OBJECTIVE: Below are some entries. Output each one exactly as it appears.

LISTING:
+===+
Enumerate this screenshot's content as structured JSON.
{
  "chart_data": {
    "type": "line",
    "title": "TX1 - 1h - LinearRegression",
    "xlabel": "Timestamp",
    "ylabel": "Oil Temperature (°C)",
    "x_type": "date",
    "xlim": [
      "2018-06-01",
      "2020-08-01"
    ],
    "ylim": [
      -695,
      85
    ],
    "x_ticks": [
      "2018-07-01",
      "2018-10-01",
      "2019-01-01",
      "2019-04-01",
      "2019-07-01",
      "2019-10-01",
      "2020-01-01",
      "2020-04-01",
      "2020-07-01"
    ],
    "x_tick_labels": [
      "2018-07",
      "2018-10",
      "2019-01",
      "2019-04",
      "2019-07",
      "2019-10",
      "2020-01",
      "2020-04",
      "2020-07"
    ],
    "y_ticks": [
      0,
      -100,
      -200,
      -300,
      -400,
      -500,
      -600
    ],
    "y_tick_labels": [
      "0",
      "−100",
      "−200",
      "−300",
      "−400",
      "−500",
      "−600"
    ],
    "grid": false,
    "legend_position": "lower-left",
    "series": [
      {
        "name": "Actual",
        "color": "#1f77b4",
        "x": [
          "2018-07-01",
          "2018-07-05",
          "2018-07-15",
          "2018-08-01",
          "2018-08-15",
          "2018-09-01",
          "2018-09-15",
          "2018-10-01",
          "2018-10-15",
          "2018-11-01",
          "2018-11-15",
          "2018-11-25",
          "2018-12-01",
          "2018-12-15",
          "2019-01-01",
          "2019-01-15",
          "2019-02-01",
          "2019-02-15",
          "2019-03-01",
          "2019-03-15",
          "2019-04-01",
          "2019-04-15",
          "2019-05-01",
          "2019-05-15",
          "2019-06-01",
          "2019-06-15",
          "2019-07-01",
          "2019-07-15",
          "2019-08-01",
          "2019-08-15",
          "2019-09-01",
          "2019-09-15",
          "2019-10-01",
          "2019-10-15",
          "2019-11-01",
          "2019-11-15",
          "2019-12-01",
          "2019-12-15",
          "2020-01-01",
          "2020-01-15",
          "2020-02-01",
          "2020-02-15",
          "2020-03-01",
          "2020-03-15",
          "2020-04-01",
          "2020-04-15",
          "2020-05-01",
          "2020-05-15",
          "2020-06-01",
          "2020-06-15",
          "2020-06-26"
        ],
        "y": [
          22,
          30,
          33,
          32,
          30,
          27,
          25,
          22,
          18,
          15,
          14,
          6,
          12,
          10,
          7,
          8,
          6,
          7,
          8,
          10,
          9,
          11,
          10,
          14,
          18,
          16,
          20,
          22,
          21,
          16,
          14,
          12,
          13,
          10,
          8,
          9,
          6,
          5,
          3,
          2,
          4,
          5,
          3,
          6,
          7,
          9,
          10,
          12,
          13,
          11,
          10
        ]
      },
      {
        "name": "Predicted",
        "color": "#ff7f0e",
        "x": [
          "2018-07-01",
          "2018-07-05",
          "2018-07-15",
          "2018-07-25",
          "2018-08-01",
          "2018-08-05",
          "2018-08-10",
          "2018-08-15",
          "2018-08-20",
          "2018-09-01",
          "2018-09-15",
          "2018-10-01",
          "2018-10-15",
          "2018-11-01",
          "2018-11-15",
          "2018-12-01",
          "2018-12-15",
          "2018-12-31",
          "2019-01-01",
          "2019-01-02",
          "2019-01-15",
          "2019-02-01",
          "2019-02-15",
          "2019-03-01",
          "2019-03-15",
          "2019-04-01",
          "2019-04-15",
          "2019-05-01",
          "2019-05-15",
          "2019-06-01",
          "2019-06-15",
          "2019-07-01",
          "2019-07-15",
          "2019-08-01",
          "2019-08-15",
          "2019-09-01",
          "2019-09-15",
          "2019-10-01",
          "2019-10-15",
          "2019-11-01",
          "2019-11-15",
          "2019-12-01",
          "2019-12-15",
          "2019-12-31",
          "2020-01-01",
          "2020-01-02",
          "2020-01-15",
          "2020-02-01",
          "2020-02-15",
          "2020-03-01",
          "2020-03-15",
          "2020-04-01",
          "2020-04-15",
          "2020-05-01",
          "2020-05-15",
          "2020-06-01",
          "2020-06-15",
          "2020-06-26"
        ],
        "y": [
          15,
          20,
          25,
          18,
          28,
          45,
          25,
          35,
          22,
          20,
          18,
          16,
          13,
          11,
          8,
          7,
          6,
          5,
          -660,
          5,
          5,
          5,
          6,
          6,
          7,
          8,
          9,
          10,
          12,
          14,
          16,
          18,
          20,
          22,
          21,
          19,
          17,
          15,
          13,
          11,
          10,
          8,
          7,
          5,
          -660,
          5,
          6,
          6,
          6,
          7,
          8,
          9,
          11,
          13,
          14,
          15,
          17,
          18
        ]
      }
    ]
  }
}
+===+
FINISHED TASK:
Enumerate this screenshot's content as structured JSON.
{
  "chart_data": {
    "type": "line",
    "title": "TX1 - 1h - LinearRegression",
    "xlabel": "Timestamp",
    "ylabel": "Oil Temperature (°C)",
    "x_type": "date",
    "xlim": [
      "2018-06-01",
      "2020-08-01"
    ],
    "ylim": [
      -695,
      85
    ],
    "x_ticks": [
      "2018-07-01",
      "2018-10-01",
      "2019-01-01",
      "2019-04-01",
      "2019-07-01",
      "2019-10-01",
      "2020-01-01",
      "2020-04-01",
      "2020-07-01"
    ],
    "x_tick_labels": [
      "2018-07",
      "2018-10",
      "2019-01",
      "2019-04",
      "2019-07",
      "2019-10",
      "2020-01",
      "2020-04",
      "2020-07"
    ],
    "y_ticks": [
      0,
      -100,
      -200,
      -300,
      -400,
      -500,
      -600
    ],
    "y_tick_labels": [
      "0",
      "−100",
      "−200",
      "−300",
      "−400",
      "−500",
      "−600"
    ],
    "grid": false,
    "legend_position": "lower-left",
    "series": [
      {
        "name": "Actual",
        "color": "#1f77b4",
        "x": [
          "2018-07-01",
          "2018-07-05",
          "2018-07-15",
          "2018-08-01",
          "2018-08-15",
          "2018-09-01",
          "2018-09-15",
          "2018-10-01",
          "2018-10-15",
          "2018-11-01",
          "2018-11-15",
          "2018-11-25",
          "2018-12-01",
          "2018-12-15",
          "2019-01-01",
          "2019-01-15",
          "2019-02-01",
          "2019-02-15",
          "2019-03-01",
          "2019-03-15",
          "2019-04-01",
          "2019-04-15",
          "2019-05-01",
          "2019-05-15",
          "2019-06-01",
          "2019-06-15",
          "2019-07-01",
          "2019-07-15",
          "2019-08-01",
          "2019-08-15",
          "2019-09-01",
          "2019-09-15",
          "2019-10-01",
          "2019-10-15",
          "2019-11-01",
          "2019-11-15",
          "2019-12-01",
          "2019-12-15",
          "2020-01-01",
          "2020-01-15",
          "2020-02-01",
          "2020-02-15",
          "2020-03-01",
          "2020-03-15",
          "2020-04-01",
          "2020-04-15",
          "2020-05-01",
          "2020-05-15",
          "2020-06-01",
          "2020-06-15",
          "2020-06-26"
        ],
        "y": [
          22,
          30,
          33,
          32,
          30,
          27,
          25,
          22,
          18,
          15,
          14,
          6,
          12,
          10,
          7,
          8,
          6,
          7,
          8,
          10,
          9,
          11,
          10,
          14,
          18,
          16,
          20,
          22,
          21,
          16,
          14,
          12,
          13,
          10,
          8,
          9,
          6,
          5,
          3,
          2,
          4,
          5,
          3,
          6,
          7,
          9,
          10,
          12,
          13,
          11,
          10
        ]
      },
      {
        "name": "Predicted",
        "color": "#ff7f0e",
        "x": [
          "2018-07-01",
          "2018-07-05",
          "2018-07-15",
          "2018-07-25",
          "2018-08-01",
          "2018-08-05",
          "2018-08-10",
          "2018-08-15",
          "2018-08-20",
          "2018-09-01",
          "2018-09-15",
          "2018-10-01",
          "2018-10-15",
          "2018-11-01",
          "2018-11-15",
          "2018-12-01",
          "2018-12-15",
          "2018-12-31",
          "2019-01-01",
          "2019-01-02",
          "2019-01-15",
          "2019-02-01",
          "2019-02-15",
          "2019-03-01",
          "2019-03-15",
          "2019-04-01",
          "2019-04-15",
          "2019-05-01",
          "2019-05-15",
          "2019-06-01",
          "2019-06-15",
          "2019-07-01",
          "2019-07-15",
          "2019-08-01",
          "2019-08-15",
          "2019-09-01",
          "2019-09-15",
          "2019-10-01",
          "2019-10-15",
          "2019-11-01",
          "2019-11-15",
          "2019-12-01",
          "2019-12-15",
          "2019-12-31",
          "2020-01-01",
          "2020-01-02",
          "2020-01-15",
          "2020-02-01",
          "2020-02-15",
          "2020-03-01",
          "2020-03-15",
          "2020-04-01",
          "2020-04-15",
          "2020-05-01",
          "2020-05-15",
          "2020-06-01",
          "2020-06-15",
          "2020-06-26"
        ],
        "y": [
          15,
          20,
          25,
          18,
          28,
          45,
          25,
          35,
          22,
          20,
          18,
          16,
          13,
          11,
          8,
          7,
          6,
          5,
          -660,
          5,
          5,
          5,
          6,
          6,
          7,
          8,
          9,
          10,
          12,
          14,
          16,
          18,
          20,
          22,
          21,
          19,
          17,
          15,
          13,
          11,
          10,
          8,
          7,
          5,
          -660,
          5,
          6,
          6,
          6,
          7,
          8,
          9,
          11,
          13,
          14,
          15,
          17,
          18
        ]
      }
    ]
  }
}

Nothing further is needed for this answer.